_What is needed:_ Search the material for the word "Heliocentric" and copy each line that holds it.

Excerpts from a figure dataset:

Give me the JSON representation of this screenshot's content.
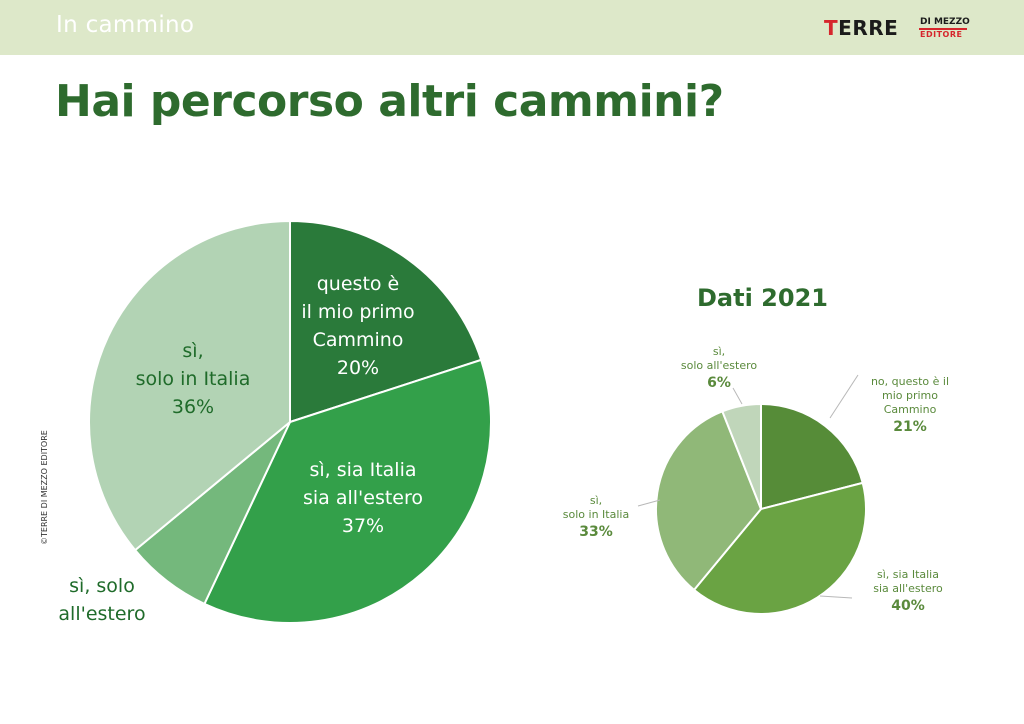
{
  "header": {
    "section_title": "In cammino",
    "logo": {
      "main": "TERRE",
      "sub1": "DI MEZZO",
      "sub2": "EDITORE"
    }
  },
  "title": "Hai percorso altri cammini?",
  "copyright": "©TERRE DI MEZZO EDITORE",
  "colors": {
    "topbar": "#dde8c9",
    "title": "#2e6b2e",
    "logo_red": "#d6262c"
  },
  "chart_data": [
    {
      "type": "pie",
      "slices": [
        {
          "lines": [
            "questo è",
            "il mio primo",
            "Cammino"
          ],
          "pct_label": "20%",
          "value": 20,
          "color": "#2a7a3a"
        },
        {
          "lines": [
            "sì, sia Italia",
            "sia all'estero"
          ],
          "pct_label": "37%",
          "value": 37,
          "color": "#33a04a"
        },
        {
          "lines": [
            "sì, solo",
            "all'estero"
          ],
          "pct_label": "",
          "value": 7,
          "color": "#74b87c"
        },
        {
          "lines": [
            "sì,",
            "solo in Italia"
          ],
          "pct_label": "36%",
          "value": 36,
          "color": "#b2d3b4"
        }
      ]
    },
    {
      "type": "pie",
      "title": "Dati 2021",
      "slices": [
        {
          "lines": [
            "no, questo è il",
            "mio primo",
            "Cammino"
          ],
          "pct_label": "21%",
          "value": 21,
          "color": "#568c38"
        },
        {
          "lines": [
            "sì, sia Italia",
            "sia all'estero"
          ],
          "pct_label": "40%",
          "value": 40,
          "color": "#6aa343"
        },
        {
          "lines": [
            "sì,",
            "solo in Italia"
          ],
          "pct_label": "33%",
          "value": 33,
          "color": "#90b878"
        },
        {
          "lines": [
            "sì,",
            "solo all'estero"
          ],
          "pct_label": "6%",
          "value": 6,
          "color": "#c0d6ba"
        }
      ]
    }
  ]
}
* * *
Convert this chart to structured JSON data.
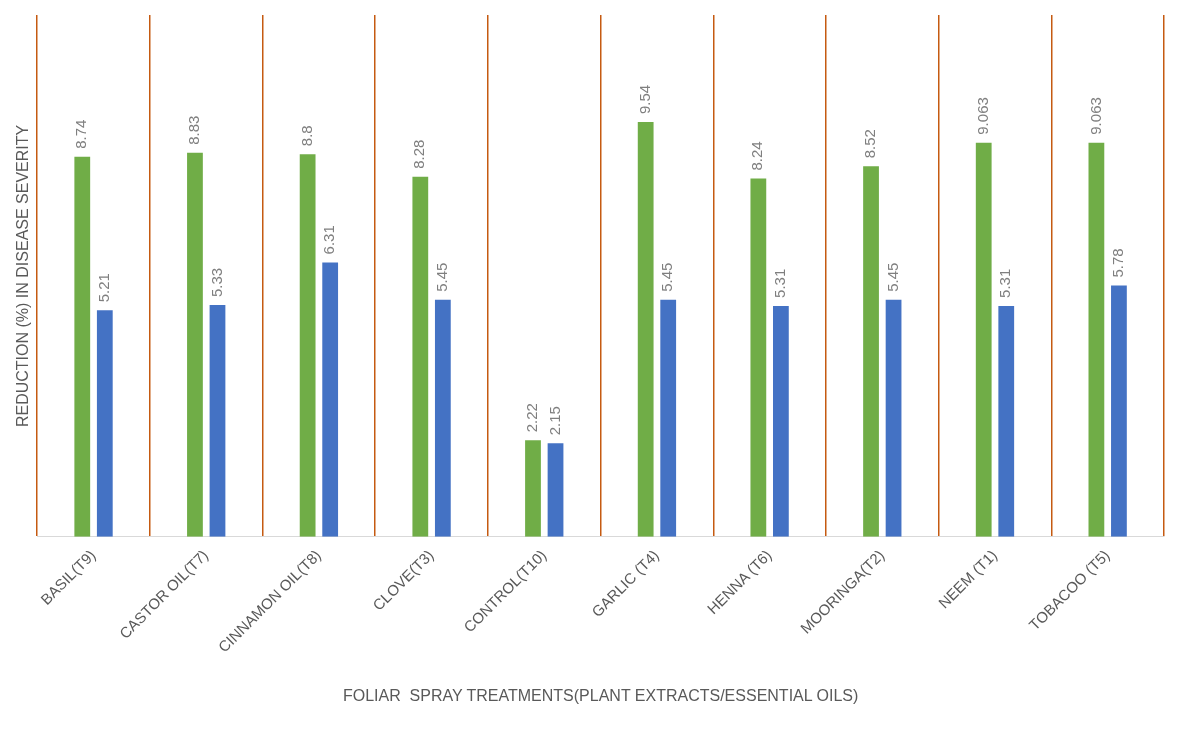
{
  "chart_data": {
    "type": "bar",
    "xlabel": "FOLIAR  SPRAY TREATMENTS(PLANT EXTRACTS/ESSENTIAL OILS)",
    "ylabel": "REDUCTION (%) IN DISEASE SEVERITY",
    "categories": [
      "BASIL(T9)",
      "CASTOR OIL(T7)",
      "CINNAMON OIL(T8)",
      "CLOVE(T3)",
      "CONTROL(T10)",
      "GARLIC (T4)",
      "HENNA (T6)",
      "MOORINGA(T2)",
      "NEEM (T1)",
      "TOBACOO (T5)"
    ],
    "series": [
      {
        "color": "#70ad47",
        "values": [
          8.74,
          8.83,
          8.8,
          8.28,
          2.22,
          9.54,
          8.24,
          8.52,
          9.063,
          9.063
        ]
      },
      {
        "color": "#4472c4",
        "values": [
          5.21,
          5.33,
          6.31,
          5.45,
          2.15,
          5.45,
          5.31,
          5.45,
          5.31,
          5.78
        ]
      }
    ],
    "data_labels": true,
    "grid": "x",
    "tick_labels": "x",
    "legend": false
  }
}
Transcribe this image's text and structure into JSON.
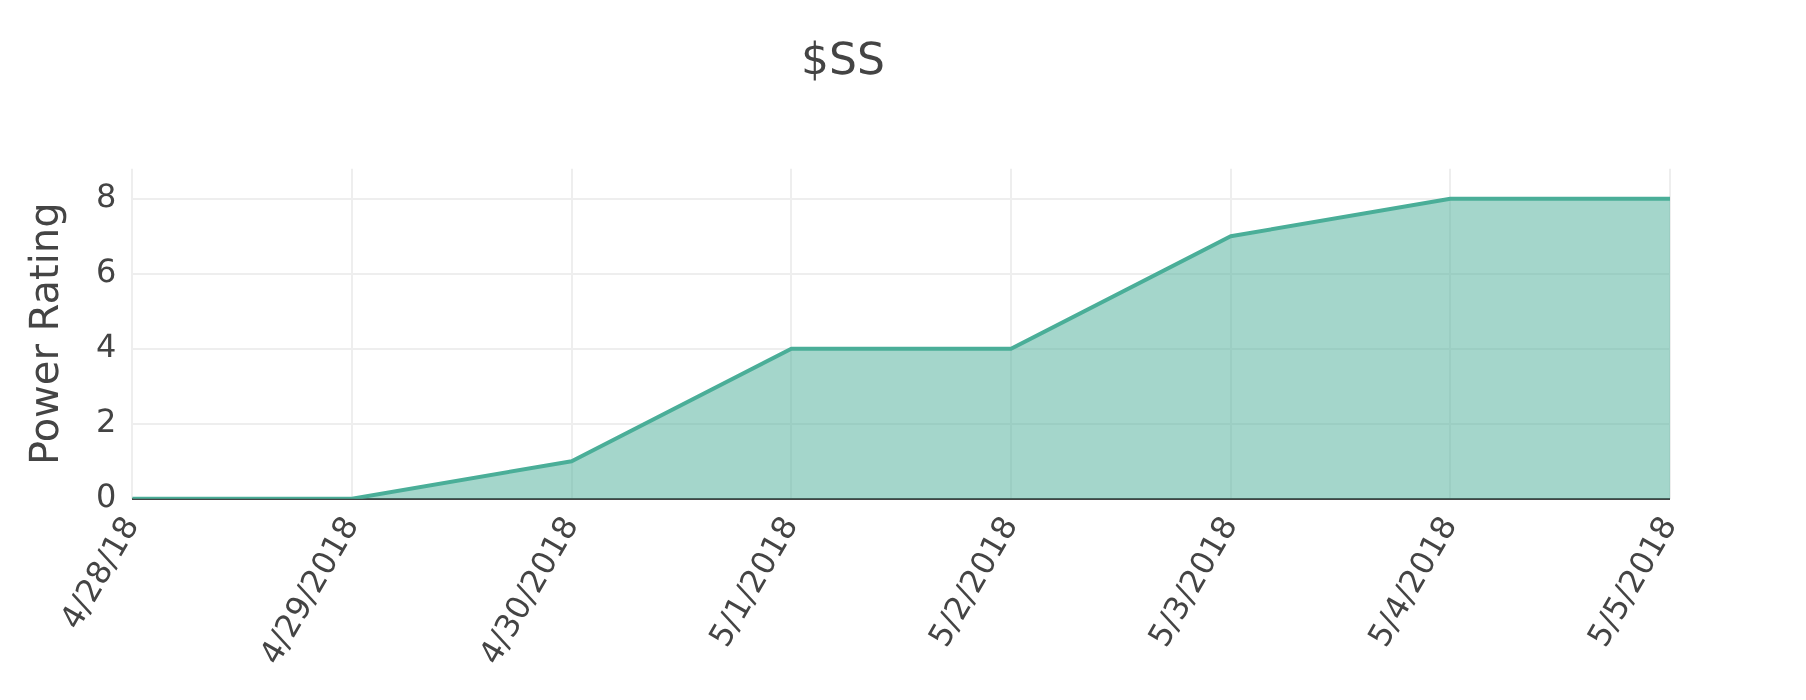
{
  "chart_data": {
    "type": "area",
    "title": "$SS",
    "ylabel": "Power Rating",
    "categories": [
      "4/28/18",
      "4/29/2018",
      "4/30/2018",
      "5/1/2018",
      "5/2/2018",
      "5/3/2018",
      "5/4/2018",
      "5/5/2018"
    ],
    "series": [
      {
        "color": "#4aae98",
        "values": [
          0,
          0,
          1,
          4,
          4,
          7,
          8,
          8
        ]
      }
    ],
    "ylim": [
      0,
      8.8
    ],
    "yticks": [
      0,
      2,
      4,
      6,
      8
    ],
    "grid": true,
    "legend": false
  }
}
...
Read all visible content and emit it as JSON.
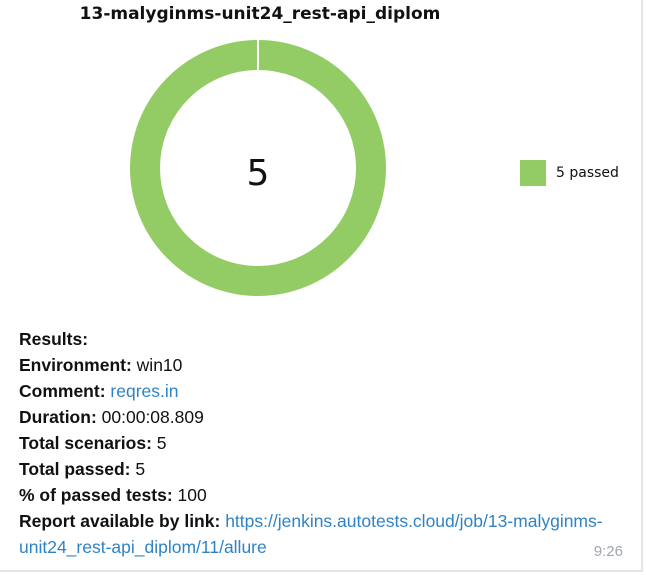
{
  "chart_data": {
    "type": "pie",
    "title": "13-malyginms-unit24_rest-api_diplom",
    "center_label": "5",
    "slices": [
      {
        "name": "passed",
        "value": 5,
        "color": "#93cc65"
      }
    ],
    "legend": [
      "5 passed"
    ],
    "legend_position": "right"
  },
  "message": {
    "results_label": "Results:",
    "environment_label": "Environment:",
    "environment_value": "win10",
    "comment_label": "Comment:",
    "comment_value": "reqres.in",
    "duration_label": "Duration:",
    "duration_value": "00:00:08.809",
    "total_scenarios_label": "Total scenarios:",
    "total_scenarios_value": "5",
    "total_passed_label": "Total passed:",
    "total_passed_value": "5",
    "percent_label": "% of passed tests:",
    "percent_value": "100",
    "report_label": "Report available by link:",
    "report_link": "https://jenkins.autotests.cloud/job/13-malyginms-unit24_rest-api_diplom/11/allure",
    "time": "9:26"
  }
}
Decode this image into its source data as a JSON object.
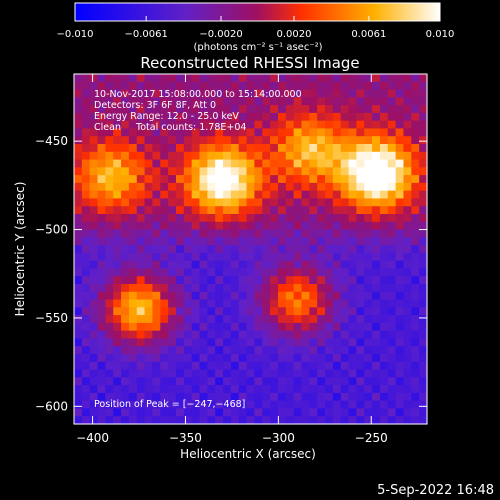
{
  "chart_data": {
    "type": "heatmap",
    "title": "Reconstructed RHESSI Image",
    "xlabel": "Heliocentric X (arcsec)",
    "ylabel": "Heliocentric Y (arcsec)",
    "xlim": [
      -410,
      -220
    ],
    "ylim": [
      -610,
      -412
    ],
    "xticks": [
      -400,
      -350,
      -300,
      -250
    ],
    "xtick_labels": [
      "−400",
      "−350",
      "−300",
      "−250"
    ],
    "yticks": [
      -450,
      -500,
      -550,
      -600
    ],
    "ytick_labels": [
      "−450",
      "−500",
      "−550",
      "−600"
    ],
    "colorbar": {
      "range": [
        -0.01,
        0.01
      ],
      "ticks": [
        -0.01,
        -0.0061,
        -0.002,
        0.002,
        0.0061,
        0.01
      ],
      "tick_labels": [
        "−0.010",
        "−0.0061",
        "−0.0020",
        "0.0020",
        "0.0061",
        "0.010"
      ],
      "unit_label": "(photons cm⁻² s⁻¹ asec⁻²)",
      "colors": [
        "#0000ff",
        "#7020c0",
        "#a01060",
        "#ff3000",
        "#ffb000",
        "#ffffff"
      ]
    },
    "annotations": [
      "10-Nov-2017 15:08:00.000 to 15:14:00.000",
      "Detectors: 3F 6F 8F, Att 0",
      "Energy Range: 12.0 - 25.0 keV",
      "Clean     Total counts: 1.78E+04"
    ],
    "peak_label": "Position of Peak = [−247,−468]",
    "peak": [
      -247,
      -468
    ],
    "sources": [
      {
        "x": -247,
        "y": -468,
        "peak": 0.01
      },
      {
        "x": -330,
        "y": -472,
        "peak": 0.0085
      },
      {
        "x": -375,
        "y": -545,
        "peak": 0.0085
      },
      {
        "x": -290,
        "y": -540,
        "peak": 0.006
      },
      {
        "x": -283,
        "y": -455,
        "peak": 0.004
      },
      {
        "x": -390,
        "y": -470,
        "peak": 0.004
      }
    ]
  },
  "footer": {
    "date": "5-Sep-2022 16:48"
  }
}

_Response to this task:_
    "xlabel": "Heliocentric X (arcsec)",
    "ylabel": "Heliocentric Y (arcsec)",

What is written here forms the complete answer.